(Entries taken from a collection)
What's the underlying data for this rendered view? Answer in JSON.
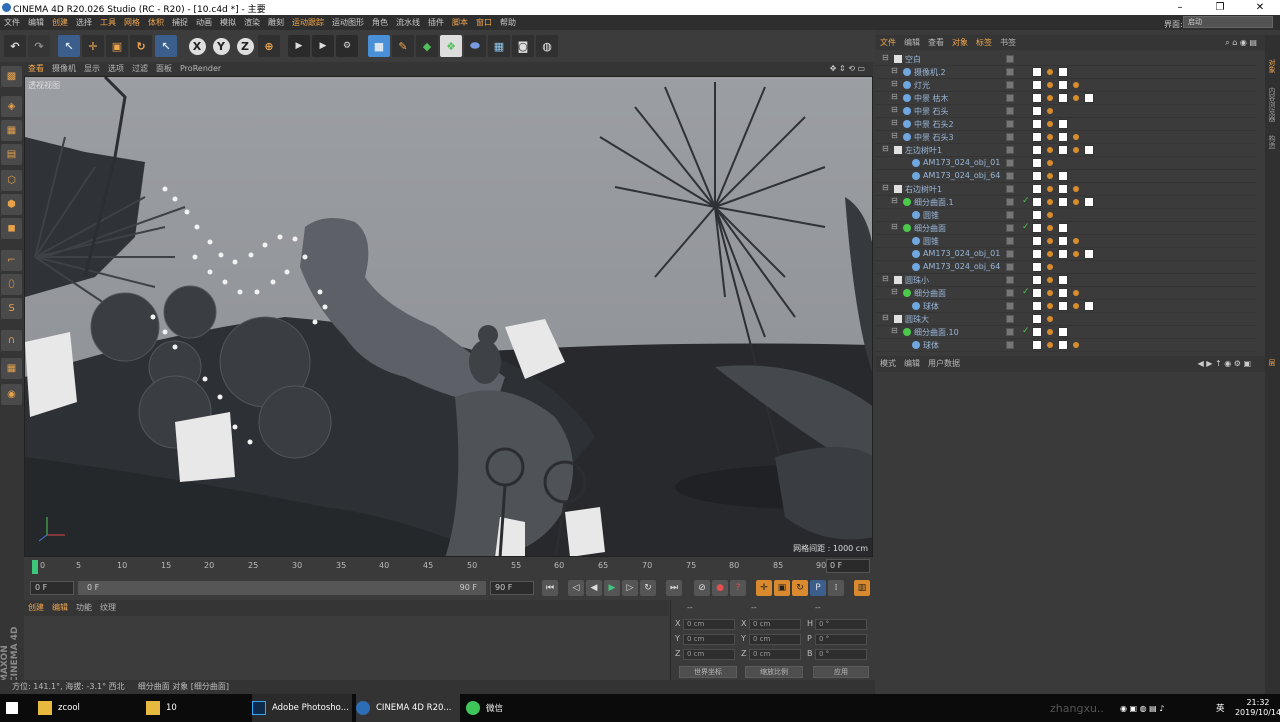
{
  "window": {
    "title": "CINEMA 4D R20.026 Studio (RC - R20) - [10.c4d *] - 主要",
    "buttons": {
      "minimize": "–",
      "maximize": "❐",
      "close": "✕"
    }
  },
  "menubar": {
    "items": [
      "文件",
      "编辑",
      "创建",
      "选择",
      "工具",
      "网格",
      "体积",
      "捕捉",
      "动画",
      "模拟",
      "渲染",
      "雕刻",
      "运动跟踪",
      "运动图形",
      "角色",
      "流水线",
      "插件",
      "脚本",
      "窗口",
      "帮助"
    ],
    "layout_label": "界面:",
    "layout_value": "启动"
  },
  "toolbar": {
    "axes": [
      "X",
      "Y",
      "Z"
    ]
  },
  "viewport": {
    "menu": [
      "查看",
      "摄像机",
      "显示",
      "选项",
      "过滤",
      "面板",
      "ProRender"
    ],
    "label": "透视视图",
    "grid_label": "网格间距 : 1000 cm"
  },
  "timeline": {
    "ticks": [
      "0",
      "5",
      "10",
      "15",
      "20",
      "25",
      "30",
      "35",
      "40",
      "45",
      "50",
      "55",
      "60",
      "65",
      "70",
      "75",
      "80",
      "85",
      "90"
    ],
    "current_frame": "0 F"
  },
  "transport": {
    "start": "0 F",
    "slider_left": "0 F",
    "slider_right": "90 F",
    "end": "90 F"
  },
  "material": {
    "tabs": [
      "创建",
      "编辑",
      "功能",
      "纹理"
    ]
  },
  "coords": {
    "headers": [
      "--",
      "--",
      "--"
    ],
    "rows": [
      {
        "l1": "X",
        "v1": "0 cm",
        "l2": "X",
        "v2": "0 cm",
        "l3": "H",
        "v3": "0 °"
      },
      {
        "l1": "Y",
        "v1": "0 cm",
        "l2": "Y",
        "v2": "0 cm",
        "l3": "P",
        "v3": "0 °"
      },
      {
        "l1": "Z",
        "v1": "0 cm",
        "l2": "Z",
        "v2": "0 cm",
        "l3": "B",
        "v3": "0 °"
      }
    ],
    "mode1": "世界坐标",
    "mode2": "缩放比例",
    "apply": "应用"
  },
  "status": "方位: 141.1°, 海拔: -3.1° 西北 　 细分曲面 对象 [细分曲面]",
  "object_manager": {
    "tabs": [
      "文件",
      "编辑",
      "查看",
      "对象",
      "标签",
      "书签"
    ],
    "rows": [
      {
        "name": "空白",
        "indent": 0
      },
      {
        "name": "摄像机.2",
        "indent": 1
      },
      {
        "name": "灯光",
        "indent": 1
      },
      {
        "name": "中景 枯木",
        "indent": 1
      },
      {
        "name": "中景 石头",
        "indent": 1
      },
      {
        "name": "中景 石头2",
        "indent": 1
      },
      {
        "name": "中景 石头3",
        "indent": 1
      },
      {
        "name": "左边树叶1",
        "indent": 0
      },
      {
        "name": "AM173_024_obj_01",
        "indent": 2
      },
      {
        "name": "AM173_024_obj_64",
        "indent": 2
      },
      {
        "name": "右边树叶1",
        "indent": 0
      },
      {
        "name": "细分曲面.1",
        "indent": 1
      },
      {
        "name": "圆锥",
        "indent": 2
      },
      {
        "name": "细分曲面",
        "indent": 1
      },
      {
        "name": "圆锥",
        "indent": 2
      },
      {
        "name": "AM173_024_obj_01",
        "indent": 2
      },
      {
        "name": "AM173_024_obj_64",
        "indent": 2
      },
      {
        "name": "圆珠小",
        "indent": 0
      },
      {
        "name": "细分曲面",
        "indent": 1
      },
      {
        "name": "球体",
        "indent": 2
      },
      {
        "name": "圆珠大",
        "indent": 0
      },
      {
        "name": "细分曲面.10",
        "indent": 1
      },
      {
        "name": "球体",
        "indent": 2
      }
    ]
  },
  "attributes": {
    "tabs": [
      "模式",
      "编辑",
      "用户数据"
    ]
  },
  "right_strip": [
    "对象",
    "内容浏览器",
    "构造",
    "层"
  ],
  "taskbar": {
    "items": [
      "zcool",
      "10",
      "Adobe Photosho...",
      "CINEMA 4D R20...",
      "微信"
    ],
    "watermark": "zhangxu..",
    "ime": "英",
    "time": "21:32",
    "date": "2019/10/14"
  },
  "maxon_logo": "MAXON CINEMA 4D",
  "colors": {
    "accent": "#f0a64e",
    "selection_blue": "#3b5e8c",
    "play_green": "#3ec67a"
  }
}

_Task to complete_.
Show every line of the records above that contains the word "CINEMA".

_Answer below_.
    "title": "CINEMA 4D R20.026 Studio (RC - R20) - [10.c4d *] - 主要",
      "CINEMA 4D R20...",
  "maxon_logo": "MAXON CINEMA 4D",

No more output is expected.